Records about charts and figures

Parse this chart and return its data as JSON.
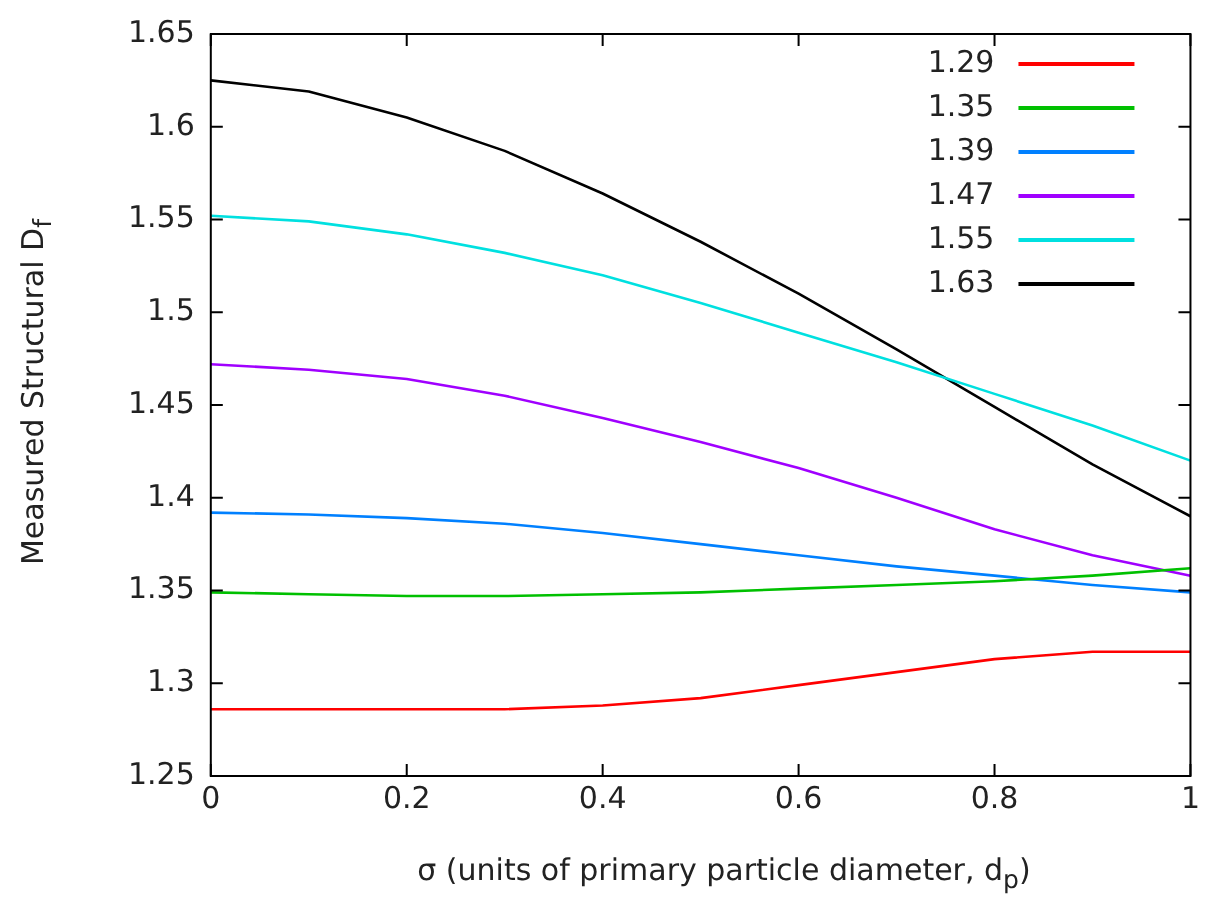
{
  "chart_data": {
    "type": "line",
    "xlabel": "σ (units of primary particle diameter, d$_{p}$)",
    "ylabel": "Measured Structural D$_{f}$",
    "x": [
      0,
      0.1,
      0.2,
      0.3,
      0.4,
      0.5,
      0.6,
      0.7,
      0.8,
      0.9,
      1
    ],
    "xlim": [
      0,
      1
    ],
    "xticks": [
      0,
      0.2,
      0.4,
      0.6,
      0.8,
      1
    ],
    "ylim": [
      1.25,
      1.65
    ],
    "yticks": [
      1.25,
      1.3,
      1.35,
      1.4,
      1.45,
      1.5,
      1.55,
      1.6,
      1.65
    ],
    "grid": false,
    "legend": "top right",
    "marker": "none",
    "line_style": "solid",
    "series": [
      {
        "name": "1.29",
        "color": "#ff0000",
        "values": [
          1.286,
          1.286,
          1.286,
          1.286,
          1.288,
          1.292,
          1.299,
          1.306,
          1.313,
          1.317,
          1.317
        ]
      },
      {
        "name": "1.35",
        "color": "#00c000",
        "values": [
          1.349,
          1.348,
          1.347,
          1.347,
          1.348,
          1.349,
          1.351,
          1.353,
          1.355,
          1.358,
          1.362
        ]
      },
      {
        "name": "1.39",
        "color": "#0080ff",
        "values": [
          1.392,
          1.391,
          1.389,
          1.386,
          1.381,
          1.375,
          1.369,
          1.363,
          1.358,
          1.353,
          1.349
        ]
      },
      {
        "name": "1.47",
        "color": "#a000ff",
        "values": [
          1.472,
          1.469,
          1.464,
          1.455,
          1.443,
          1.43,
          1.416,
          1.4,
          1.383,
          1.369,
          1.358
        ]
      },
      {
        "name": "1.55",
        "color": "#00e0e0",
        "values": [
          1.552,
          1.549,
          1.542,
          1.532,
          1.52,
          1.505,
          1.489,
          1.473,
          1.456,
          1.439,
          1.42
        ]
      },
      {
        "name": "1.63",
        "color": "#000000",
        "values": [
          1.625,
          1.619,
          1.605,
          1.587,
          1.564,
          1.538,
          1.51,
          1.48,
          1.449,
          1.418,
          1.39
        ]
      }
    ]
  }
}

Work to do:
Output an exact copy of the material, with the pictures removed.

Written solution:
Parse this chart and return its data as JSON.
{
  "chart_data": {
    "type": "line",
    "xlabel": "σ (units of primary particle diameter, d$_{p}$)",
    "ylabel": "Measured Structural D$_{f}$",
    "x": [
      0,
      0.1,
      0.2,
      0.3,
      0.4,
      0.5,
      0.6,
      0.7,
      0.8,
      0.9,
      1
    ],
    "xlim": [
      0,
      1
    ],
    "xticks": [
      0,
      0.2,
      0.4,
      0.6,
      0.8,
      1
    ],
    "ylim": [
      1.25,
      1.65
    ],
    "yticks": [
      1.25,
      1.3,
      1.35,
      1.4,
      1.45,
      1.5,
      1.55,
      1.6,
      1.65
    ],
    "grid": false,
    "legend": "top right",
    "marker": "none",
    "line_style": "solid",
    "series": [
      {
        "name": "1.29",
        "color": "#ff0000",
        "values": [
          1.286,
          1.286,
          1.286,
          1.286,
          1.288,
          1.292,
          1.299,
          1.306,
          1.313,
          1.317,
          1.317
        ]
      },
      {
        "name": "1.35",
        "color": "#00c000",
        "values": [
          1.349,
          1.348,
          1.347,
          1.347,
          1.348,
          1.349,
          1.351,
          1.353,
          1.355,
          1.358,
          1.362
        ]
      },
      {
        "name": "1.39",
        "color": "#0080ff",
        "values": [
          1.392,
          1.391,
          1.389,
          1.386,
          1.381,
          1.375,
          1.369,
          1.363,
          1.358,
          1.353,
          1.349
        ]
      },
      {
        "name": "1.47",
        "color": "#a000ff",
        "values": [
          1.472,
          1.469,
          1.464,
          1.455,
          1.443,
          1.43,
          1.416,
          1.4,
          1.383,
          1.369,
          1.358
        ]
      },
      {
        "name": "1.55",
        "color": "#00e0e0",
        "values": [
          1.552,
          1.549,
          1.542,
          1.532,
          1.52,
          1.505,
          1.489,
          1.473,
          1.456,
          1.439,
          1.42
        ]
      },
      {
        "name": "1.63",
        "color": "#000000",
        "values": [
          1.625,
          1.619,
          1.605,
          1.587,
          1.564,
          1.538,
          1.51,
          1.48,
          1.449,
          1.418,
          1.39
        ]
      }
    ]
  }
}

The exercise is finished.